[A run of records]

--------------------------------

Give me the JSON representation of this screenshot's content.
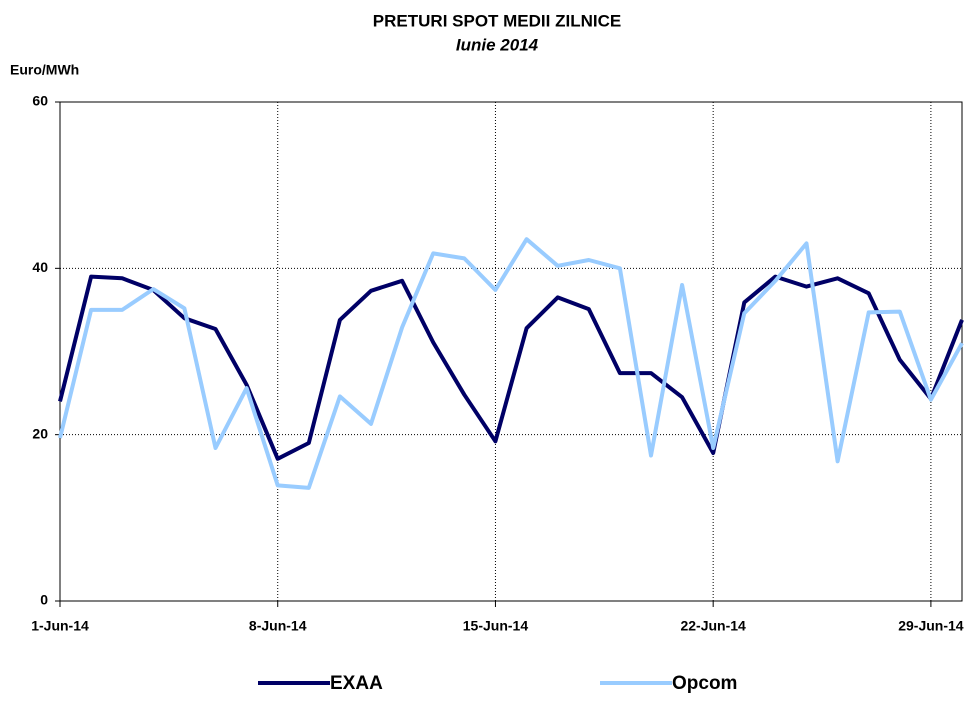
{
  "chart_data": {
    "type": "line",
    "title": "PRETURI SPOT MEDII ZILNICE",
    "subtitle": "Iunie 2014",
    "y_label": "Euro/MWh",
    "x": [
      "2014-06-01",
      "2014-06-02",
      "2014-06-03",
      "2014-06-04",
      "2014-06-05",
      "2014-06-06",
      "2014-06-07",
      "2014-06-08",
      "2014-06-09",
      "2014-06-10",
      "2014-06-11",
      "2014-06-12",
      "2014-06-13",
      "2014-06-14",
      "2014-06-15",
      "2014-06-16",
      "2014-06-17",
      "2014-06-18",
      "2014-06-19",
      "2014-06-20",
      "2014-06-21",
      "2014-06-22",
      "2014-06-23",
      "2014-06-24",
      "2014-06-25",
      "2014-06-26",
      "2014-06-27",
      "2014-06-28",
      "2014-06-29",
      "2014-06-30"
    ],
    "series": [
      {
        "name": "EXAA",
        "color": "#000066",
        "values": [
          24,
          39,
          38.8,
          37.4,
          34,
          32.7,
          26,
          17.1,
          19,
          33.8,
          37.3,
          38.5,
          31.1,
          24.8,
          19.2,
          32.8,
          36.5,
          35.1,
          27.4,
          27.4,
          24.5,
          17.8,
          35.9,
          39,
          37.8,
          38.8,
          37,
          29,
          24.3,
          33.8
        ]
      },
      {
        "name": "Opcom",
        "color": "#99ccff",
        "values": [
          19.6,
          35,
          35,
          37.5,
          35.2,
          18.4,
          25.6,
          13.9,
          13.6,
          24.6,
          21.3,
          32.9,
          41.8,
          41.2,
          37.4,
          43.5,
          40.3,
          41,
          40,
          17.5,
          38,
          18.4,
          34.6,
          38.5,
          43,
          16.8,
          34.7,
          34.8,
          24.2,
          31
        ]
      }
    ],
    "xlim": [
      "2014-06-01",
      "2014-06-30"
    ],
    "xticks": [
      {
        "value": "2014-06-01",
        "label": "1-Jun-14"
      },
      {
        "value": "2014-06-08",
        "label": "8-Jun-14"
      },
      {
        "value": "2014-06-15",
        "label": "15-Jun-14"
      },
      {
        "value": "2014-06-22",
        "label": "22-Jun-14"
      },
      {
        "value": "2014-06-29",
        "label": "29-Jun-14"
      }
    ],
    "ylim": [
      0,
      60
    ],
    "yticks": [
      0,
      20,
      40,
      60
    ],
    "grid": true,
    "legend": "bottom"
  }
}
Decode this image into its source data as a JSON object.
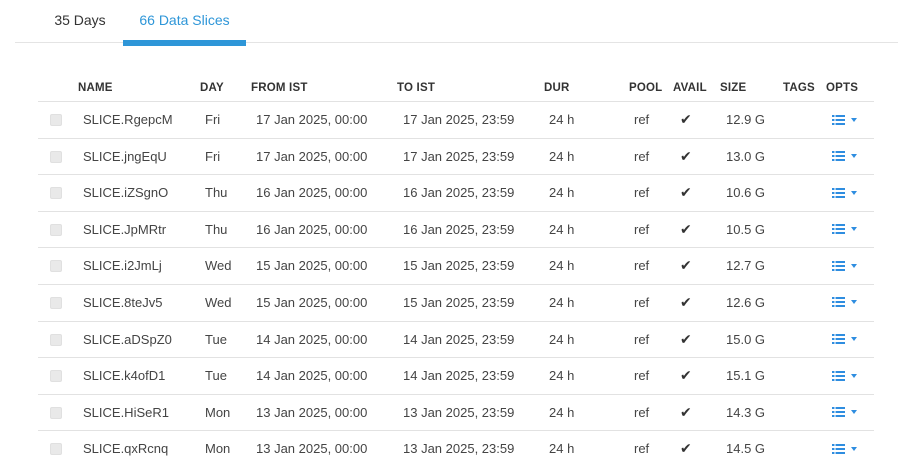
{
  "tabs": [
    {
      "label": "35 Days",
      "active": false
    },
    {
      "label": "66 Data Slices",
      "active": true
    }
  ],
  "accent_color": "#2e96d8",
  "table": {
    "headers": {
      "name": "NAME",
      "day": "DAY",
      "from": "FROM IST",
      "to": "TO IST",
      "dur": "DUR",
      "pool": "POOL",
      "avail": "AVAIL",
      "size": "SIZE",
      "tags": "TAGS",
      "opts": "OPTS"
    },
    "rows": [
      {
        "name": "SLICE.RgepcM",
        "day": "Fri",
        "from": "17 Jan 2025, 00:00",
        "to": "17 Jan 2025, 23:59",
        "dur": "24 h",
        "pool": "ref",
        "avail": "✔",
        "size": "12.9 G"
      },
      {
        "name": "SLICE.jngEqU",
        "day": "Fri",
        "from": "17 Jan 2025, 00:00",
        "to": "17 Jan 2025, 23:59",
        "dur": "24 h",
        "pool": "ref",
        "avail": "✔",
        "size": "13.0 G"
      },
      {
        "name": "SLICE.iZSgnO",
        "day": "Thu",
        "from": "16 Jan 2025, 00:00",
        "to": "16 Jan 2025, 23:59",
        "dur": "24 h",
        "pool": "ref",
        "avail": "✔",
        "size": "10.6 G"
      },
      {
        "name": "SLICE.JpMRtr",
        "day": "Thu",
        "from": "16 Jan 2025, 00:00",
        "to": "16 Jan 2025, 23:59",
        "dur": "24 h",
        "pool": "ref",
        "avail": "✔",
        "size": "10.5 G"
      },
      {
        "name": "SLICE.i2JmLj",
        "day": "Wed",
        "from": "15 Jan 2025, 00:00",
        "to": "15 Jan 2025, 23:59",
        "dur": "24 h",
        "pool": "ref",
        "avail": "✔",
        "size": "12.7 G"
      },
      {
        "name": "SLICE.8teJv5",
        "day": "Wed",
        "from": "15 Jan 2025, 00:00",
        "to": "15 Jan 2025, 23:59",
        "dur": "24 h",
        "pool": "ref",
        "avail": "✔",
        "size": "12.6 G"
      },
      {
        "name": "SLICE.aDSpZ0",
        "day": "Tue",
        "from": "14 Jan 2025, 00:00",
        "to": "14 Jan 2025, 23:59",
        "dur": "24 h",
        "pool": "ref",
        "avail": "✔",
        "size": "15.0 G"
      },
      {
        "name": "SLICE.k4ofD1",
        "day": "Tue",
        "from": "14 Jan 2025, 00:00",
        "to": "14 Jan 2025, 23:59",
        "dur": "24 h",
        "pool": "ref",
        "avail": "✔",
        "size": "15.1 G"
      },
      {
        "name": "SLICE.HiSeR1",
        "day": "Mon",
        "from": "13 Jan 2025, 00:00",
        "to": "13 Jan 2025, 23:59",
        "dur": "24 h",
        "pool": "ref",
        "avail": "✔",
        "size": "14.3 G"
      },
      {
        "name": "SLICE.qxRcnq",
        "day": "Mon",
        "from": "13 Jan 2025, 00:00",
        "to": "13 Jan 2025, 23:59",
        "dur": "24 h",
        "pool": "ref",
        "avail": "✔",
        "size": "14.5 G"
      }
    ],
    "row_icons": {
      "avail": "check-icon",
      "options": "list-icon",
      "options_menu": "caret-down-icon"
    }
  }
}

--------------------------------

◆ Set problem ◆
Transcribe the full listing character for character. Pictures are excluded.

◆ Task solution ◆
Give me the JSON representation of this screenshot's content.
{
  "chart_data": {
    "type": "line",
    "title": "PRETURI SPOT MEDII ZILNICE",
    "subtitle": "Iunie 2014",
    "y_label": "Euro/MWh",
    "x": [
      "2014-06-01",
      "2014-06-02",
      "2014-06-03",
      "2014-06-04",
      "2014-06-05",
      "2014-06-06",
      "2014-06-07",
      "2014-06-08",
      "2014-06-09",
      "2014-06-10",
      "2014-06-11",
      "2014-06-12",
      "2014-06-13",
      "2014-06-14",
      "2014-06-15",
      "2014-06-16",
      "2014-06-17",
      "2014-06-18",
      "2014-06-19",
      "2014-06-20",
      "2014-06-21",
      "2014-06-22",
      "2014-06-23",
      "2014-06-24",
      "2014-06-25",
      "2014-06-26",
      "2014-06-27",
      "2014-06-28",
      "2014-06-29",
      "2014-06-30"
    ],
    "series": [
      {
        "name": "EXAA",
        "color": "#000066",
        "values": [
          24,
          39,
          38.8,
          37.4,
          34,
          32.7,
          26,
          17.1,
          19,
          33.8,
          37.3,
          38.5,
          31.1,
          24.8,
          19.2,
          32.8,
          36.5,
          35.1,
          27.4,
          27.4,
          24.5,
          17.8,
          35.9,
          39,
          37.8,
          38.8,
          37,
          29,
          24.3,
          33.8
        ]
      },
      {
        "name": "Opcom",
        "color": "#99ccff",
        "values": [
          19.6,
          35,
          35,
          37.5,
          35.2,
          18.4,
          25.6,
          13.9,
          13.6,
          24.6,
          21.3,
          32.9,
          41.8,
          41.2,
          37.4,
          43.5,
          40.3,
          41,
          40,
          17.5,
          38,
          18.4,
          34.6,
          38.5,
          43,
          16.8,
          34.7,
          34.8,
          24.2,
          31
        ]
      }
    ],
    "xlim": [
      "2014-06-01",
      "2014-06-30"
    ],
    "xticks": [
      {
        "value": "2014-06-01",
        "label": "1-Jun-14"
      },
      {
        "value": "2014-06-08",
        "label": "8-Jun-14"
      },
      {
        "value": "2014-06-15",
        "label": "15-Jun-14"
      },
      {
        "value": "2014-06-22",
        "label": "22-Jun-14"
      },
      {
        "value": "2014-06-29",
        "label": "29-Jun-14"
      }
    ],
    "ylim": [
      0,
      60
    ],
    "yticks": [
      0,
      20,
      40,
      60
    ],
    "grid": true,
    "legend": "bottom"
  }
}
Decode this image into its source data as a JSON object.
{
  "tabs": [
    {
      "label": "35 Days",
      "active": false
    },
    {
      "label": "66 Data Slices",
      "active": true
    }
  ],
  "accent_color": "#2e96d8",
  "table": {
    "headers": {
      "name": "NAME",
      "day": "DAY",
      "from": "FROM IST",
      "to": "TO IST",
      "dur": "DUR",
      "pool": "POOL",
      "avail": "AVAIL",
      "size": "SIZE",
      "tags": "TAGS",
      "opts": "OPTS"
    },
    "rows": [
      {
        "name": "SLICE.RgepcM",
        "day": "Fri",
        "from": "17 Jan 2025, 00:00",
        "to": "17 Jan 2025, 23:59",
        "dur": "24 h",
        "pool": "ref",
        "avail": "✔",
        "size": "12.9 G"
      },
      {
        "name": "SLICE.jngEqU",
        "day": "Fri",
        "from": "17 Jan 2025, 00:00",
        "to": "17 Jan 2025, 23:59",
        "dur": "24 h",
        "pool": "ref",
        "avail": "✔",
        "size": "13.0 G"
      },
      {
        "name": "SLICE.iZSgnO",
        "day": "Thu",
        "from": "16 Jan 2025, 00:00",
        "to": "16 Jan 2025, 23:59",
        "dur": "24 h",
        "pool": "ref",
        "avail": "✔",
        "size": "10.6 G"
      },
      {
        "name": "SLICE.JpMRtr",
        "day": "Thu",
        "from": "16 Jan 2025, 00:00",
        "to": "16 Jan 2025, 23:59",
        "dur": "24 h",
        "pool": "ref",
        "avail": "✔",
        "size": "10.5 G"
      },
      {
        "name": "SLICE.i2JmLj",
        "day": "Wed",
        "from": "15 Jan 2025, 00:00",
        "to": "15 Jan 2025, 23:59",
        "dur": "24 h",
        "pool": "ref",
        "avail": "✔",
        "size": "12.7 G"
      },
      {
        "name": "SLICE.8teJv5",
        "day": "Wed",
        "from": "15 Jan 2025, 00:00",
        "to": "15 Jan 2025, 23:59",
        "dur": "24 h",
        "pool": "ref",
        "avail": "✔",
        "size": "12.6 G"
      },
      {
        "name": "SLICE.aDSpZ0",
        "day": "Tue",
        "from": "14 Jan 2025, 00:00",
        "to": "14 Jan 2025, 23:59",
        "dur": "24 h",
        "pool": "ref",
        "avail": "✔",
        "size": "15.0 G"
      },
      {
        "name": "SLICE.k4ofD1",
        "day": "Tue",
        "from": "14 Jan 2025, 00:00",
        "to": "14 Jan 2025, 23:59",
        "dur": "24 h",
        "pool": "ref",
        "avail": "✔",
        "size": "15.1 G"
      },
      {
        "name": "SLICE.HiSeR1",
        "day": "Mon",
        "from": "13 Jan 2025, 00:00",
        "to": "13 Jan 2025, 23:59",
        "dur": "24 h",
        "pool": "ref",
        "avail": "✔",
        "size": "14.3 G"
      },
      {
        "name": "SLICE.qxRcnq",
        "day": "Mon",
        "from": "13 Jan 2025, 00:00",
        "to": "13 Jan 2025, 23:59",
        "dur": "24 h",
        "pool": "ref",
        "avail": "✔",
        "size": "14.5 G"
      }
    ],
    "row_icons": {
      "avail": "check-icon",
      "options": "list-icon",
      "options_menu": "caret-down-icon"
    }
  }
}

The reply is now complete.